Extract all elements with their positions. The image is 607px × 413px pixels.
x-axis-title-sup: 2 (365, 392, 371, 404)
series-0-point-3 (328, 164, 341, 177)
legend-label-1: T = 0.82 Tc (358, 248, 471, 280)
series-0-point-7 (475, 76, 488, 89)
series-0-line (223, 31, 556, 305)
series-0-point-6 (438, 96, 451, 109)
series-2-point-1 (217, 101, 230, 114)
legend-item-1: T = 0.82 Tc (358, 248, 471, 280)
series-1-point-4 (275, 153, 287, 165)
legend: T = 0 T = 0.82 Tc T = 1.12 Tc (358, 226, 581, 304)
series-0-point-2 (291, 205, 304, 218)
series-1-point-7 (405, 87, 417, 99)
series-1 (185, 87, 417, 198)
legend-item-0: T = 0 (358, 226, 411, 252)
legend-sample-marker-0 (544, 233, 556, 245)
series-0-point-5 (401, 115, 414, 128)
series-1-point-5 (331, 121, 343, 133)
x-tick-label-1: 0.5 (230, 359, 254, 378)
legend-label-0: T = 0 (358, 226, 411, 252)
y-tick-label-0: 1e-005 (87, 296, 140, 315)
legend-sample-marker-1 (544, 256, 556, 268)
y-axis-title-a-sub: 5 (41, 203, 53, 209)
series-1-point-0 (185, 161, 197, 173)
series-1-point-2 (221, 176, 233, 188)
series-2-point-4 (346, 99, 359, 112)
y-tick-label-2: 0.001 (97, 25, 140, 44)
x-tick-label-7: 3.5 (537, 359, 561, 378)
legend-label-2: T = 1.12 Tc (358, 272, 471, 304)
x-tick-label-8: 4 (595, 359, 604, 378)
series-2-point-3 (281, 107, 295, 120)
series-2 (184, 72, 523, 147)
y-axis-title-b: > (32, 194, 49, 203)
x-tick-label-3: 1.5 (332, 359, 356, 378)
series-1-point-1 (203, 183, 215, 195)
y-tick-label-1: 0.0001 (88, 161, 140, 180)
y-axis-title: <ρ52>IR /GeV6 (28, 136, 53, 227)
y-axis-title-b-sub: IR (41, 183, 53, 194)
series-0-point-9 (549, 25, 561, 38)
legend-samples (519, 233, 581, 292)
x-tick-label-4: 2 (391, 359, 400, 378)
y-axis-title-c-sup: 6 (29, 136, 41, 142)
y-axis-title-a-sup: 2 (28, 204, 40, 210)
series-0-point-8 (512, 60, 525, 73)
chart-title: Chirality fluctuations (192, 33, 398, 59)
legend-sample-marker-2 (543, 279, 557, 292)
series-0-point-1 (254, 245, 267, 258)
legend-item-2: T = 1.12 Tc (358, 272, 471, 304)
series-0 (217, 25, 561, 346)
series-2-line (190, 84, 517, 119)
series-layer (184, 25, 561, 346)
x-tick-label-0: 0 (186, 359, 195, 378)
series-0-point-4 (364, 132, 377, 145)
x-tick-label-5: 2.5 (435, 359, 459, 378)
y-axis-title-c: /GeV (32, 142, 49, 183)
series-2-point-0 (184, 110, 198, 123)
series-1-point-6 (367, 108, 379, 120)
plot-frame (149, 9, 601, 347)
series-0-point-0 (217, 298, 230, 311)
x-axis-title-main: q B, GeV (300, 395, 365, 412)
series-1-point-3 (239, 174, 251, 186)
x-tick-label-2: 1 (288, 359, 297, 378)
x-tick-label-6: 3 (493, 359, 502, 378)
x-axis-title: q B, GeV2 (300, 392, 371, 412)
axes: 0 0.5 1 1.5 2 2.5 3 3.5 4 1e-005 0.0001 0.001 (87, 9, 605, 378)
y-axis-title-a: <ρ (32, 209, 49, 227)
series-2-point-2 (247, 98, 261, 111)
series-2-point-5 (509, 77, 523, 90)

- - - -

= Requirement =
Please reproduce every line above character for character, keeping them in their original order.

= Output for this task =
Extract all elements with their positions. The image is 607px × 413px pixels.
x-axis-title-sup: 2 (365, 392, 371, 404)
series-0-point-3 (328, 164, 341, 177)
legend-label-1: T = 0.82 Tc (358, 248, 471, 280)
series-0-point-7 (475, 76, 488, 89)
series-0-line (223, 31, 556, 305)
series-0-point-6 (438, 96, 451, 109)
series-2-point-1 (217, 101, 230, 114)
legend-item-1: T = 0.82 Tc (358, 248, 471, 280)
series-1-point-4 (275, 153, 287, 165)
legend: T = 0 T = 0.82 Tc T = 1.12 Tc (358, 226, 581, 304)
series-0-point-2 (291, 205, 304, 218)
series-1-point-7 (405, 87, 417, 99)
series-1 (185, 87, 417, 198)
legend-item-0: T = 0 (358, 226, 411, 252)
legend-sample-marker-0 (544, 233, 556, 245)
series-0-point-5 (401, 115, 414, 128)
series-1-point-5 (331, 121, 343, 133)
x-tick-label-1: 0.5 (230, 359, 254, 378)
legend-label-0: T = 0 (358, 226, 411, 252)
y-tick-label-0: 1e-005 (87, 296, 140, 315)
legend-sample-marker-1 (544, 256, 556, 268)
y-axis-title-a-sub: 5 (41, 203, 53, 209)
series-1-point-0 (185, 161, 197, 173)
series-1-point-2 (221, 176, 233, 188)
series-2-point-4 (346, 99, 359, 112)
y-tick-label-2: 0.001 (97, 25, 140, 44)
x-tick-label-7: 3.5 (537, 359, 561, 378)
legend-label-2: T = 1.12 Tc (358, 272, 471, 304)
x-tick-label-8: 4 (595, 359, 604, 378)
series-2-point-3 (281, 107, 295, 120)
series-2 (184, 72, 523, 147)
y-axis-title-b: > (32, 194, 49, 203)
x-tick-label-3: 1.5 (332, 359, 356, 378)
series-1-point-1 (203, 183, 215, 195)
y-tick-label-1: 0.0001 (88, 161, 140, 180)
y-axis-title: <ρ52>IR /GeV6 (28, 136, 53, 227)
y-axis-title-b-sub: IR (41, 183, 53, 194)
series-0-point-9 (549, 25, 561, 38)
legend-samples (519, 233, 581, 292)
x-tick-label-4: 2 (391, 359, 400, 378)
y-axis-title-c-sup: 6 (29, 136, 41, 142)
y-axis-title-a-sup: 2 (28, 204, 40, 210)
series-0-point-8 (512, 60, 525, 73)
chart-title: Chirality fluctuations (192, 33, 398, 59)
legend-sample-marker-2 (543, 279, 557, 292)
series-0-point-1 (254, 245, 267, 258)
legend-item-2: T = 1.12 Tc (358, 272, 471, 304)
series-0 (217, 25, 561, 346)
series-2-line (190, 84, 517, 119)
series-layer (184, 25, 561, 346)
x-tick-label-0: 0 (186, 359, 195, 378)
series-0-point-4 (364, 132, 377, 145)
x-tick-label-5: 2.5 (435, 359, 459, 378)
y-axis-title-c: /GeV (32, 142, 49, 183)
series-2-point-0 (184, 110, 198, 123)
series-1-point-6 (367, 108, 379, 120)
plot-frame (149, 9, 601, 347)
series-0-point-0 (217, 298, 230, 311)
x-axis-title-main: q B, GeV (300, 395, 365, 412)
series-1-point-3 (239, 174, 251, 186)
x-tick-label-2: 1 (288, 359, 297, 378)
x-tick-label-6: 3 (493, 359, 502, 378)
x-axis-title: q B, GeV2 (300, 392, 371, 412)
axes: 0 0.5 1 1.5 2 2.5 3 3.5 4 1e-005 0.0001 0.001 (87, 9, 605, 378)
y-axis-title-a: <ρ (32, 209, 49, 227)
series-2-point-2 (247, 98, 261, 111)
series-2-point-5 (509, 77, 523, 90)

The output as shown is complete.